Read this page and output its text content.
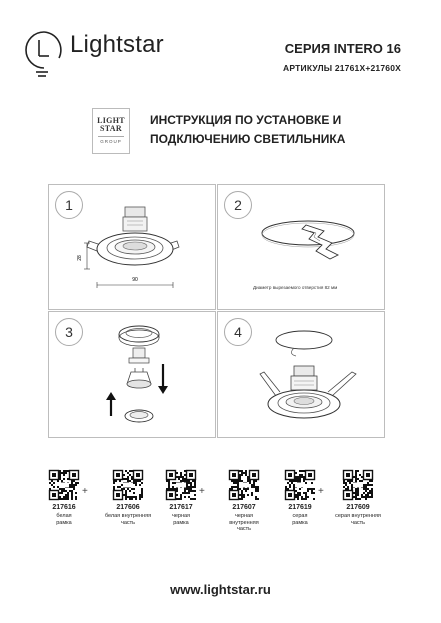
Lightstar	СЕРИЯ INTERO 16
АРТИКУЛЫ 21761X+21760X
LIGHT
STAR
GROUP
ИНСТРУКЦИЯ ПО УСТАНОВКЕ И
ПОДКЛЮЧЕНИЮ СВЕТИЛЬНИКА
1
28
90
2
Диаметр вырезаемого отверстия 82 мм
3	4
217616
белая
рамка
+
217606
белая внутренняя
часть
217617
черная
рамка
+
217607
черная внутренняя
часть
217619
серая
рамка
+
217609
серая внутренняя
часть
www.lightstar.ru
===
◆ PROBLEM TO SOLVE
Copy all lines from the data that hold the word "внутренняя".

◆ OUTPUT OF THE TASK
белая внутренняя
черная внутренняя
серая внутренняя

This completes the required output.